◆ WORK TO DO
Copy each line below that includes "Entry".

::::::::

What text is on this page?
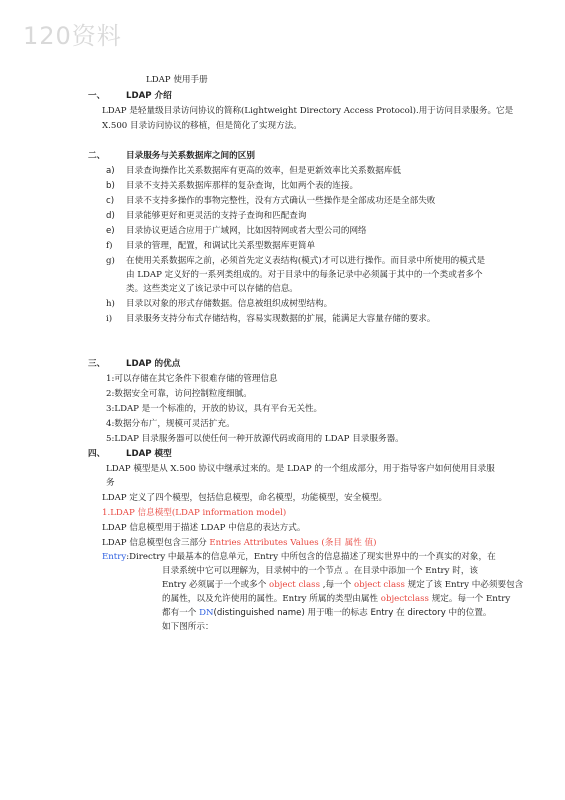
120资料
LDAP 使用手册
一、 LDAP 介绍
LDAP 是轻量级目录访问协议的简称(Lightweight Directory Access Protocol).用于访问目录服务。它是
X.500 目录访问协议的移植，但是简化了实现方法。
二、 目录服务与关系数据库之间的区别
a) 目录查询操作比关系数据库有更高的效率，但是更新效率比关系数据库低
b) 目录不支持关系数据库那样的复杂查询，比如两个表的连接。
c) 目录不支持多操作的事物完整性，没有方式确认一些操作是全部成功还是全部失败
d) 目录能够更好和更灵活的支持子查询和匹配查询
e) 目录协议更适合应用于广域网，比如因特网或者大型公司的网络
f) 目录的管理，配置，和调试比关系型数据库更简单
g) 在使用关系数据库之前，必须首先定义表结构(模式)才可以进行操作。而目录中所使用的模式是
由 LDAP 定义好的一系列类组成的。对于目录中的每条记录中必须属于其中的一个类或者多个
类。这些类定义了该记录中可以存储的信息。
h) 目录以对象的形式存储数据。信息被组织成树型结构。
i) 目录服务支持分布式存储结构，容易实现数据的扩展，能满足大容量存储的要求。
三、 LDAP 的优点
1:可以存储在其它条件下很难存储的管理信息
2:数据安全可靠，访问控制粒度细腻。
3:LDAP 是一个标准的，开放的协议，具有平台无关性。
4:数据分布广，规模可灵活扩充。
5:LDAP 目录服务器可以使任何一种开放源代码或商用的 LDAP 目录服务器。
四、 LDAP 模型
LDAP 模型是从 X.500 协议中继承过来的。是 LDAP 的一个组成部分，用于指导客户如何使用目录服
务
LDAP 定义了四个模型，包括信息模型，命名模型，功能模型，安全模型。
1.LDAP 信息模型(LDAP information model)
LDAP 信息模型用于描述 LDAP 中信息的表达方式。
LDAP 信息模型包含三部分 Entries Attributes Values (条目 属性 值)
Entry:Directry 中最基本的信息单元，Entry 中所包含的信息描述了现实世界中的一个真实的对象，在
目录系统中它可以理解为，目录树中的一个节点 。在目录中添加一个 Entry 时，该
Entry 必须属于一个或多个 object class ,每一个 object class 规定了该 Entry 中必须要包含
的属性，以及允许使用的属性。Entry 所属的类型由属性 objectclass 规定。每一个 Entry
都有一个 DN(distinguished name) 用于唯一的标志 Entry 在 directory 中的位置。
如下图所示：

::::::::

◆ COMPLETED EXERCISE
Entry:Directry 中最基本的信息单元，Entry 中所包含的信息描述了现实世界中的一个真实的对象，在
目录系统中它可以理解为，目录树中的一个节点 。在目录中添加一个 Entry 时，该
Entry 必须属于一个或多个 object class ,每一个 object class 规定了该 Entry 中必须要包含
的属性，以及允许使用的属性。Entry 所属的类型由属性 objectclass 规定。每一个 Entry
都有一个 DN(distinguished name) 用于唯一的标志 Entry 在 directory 中的位置。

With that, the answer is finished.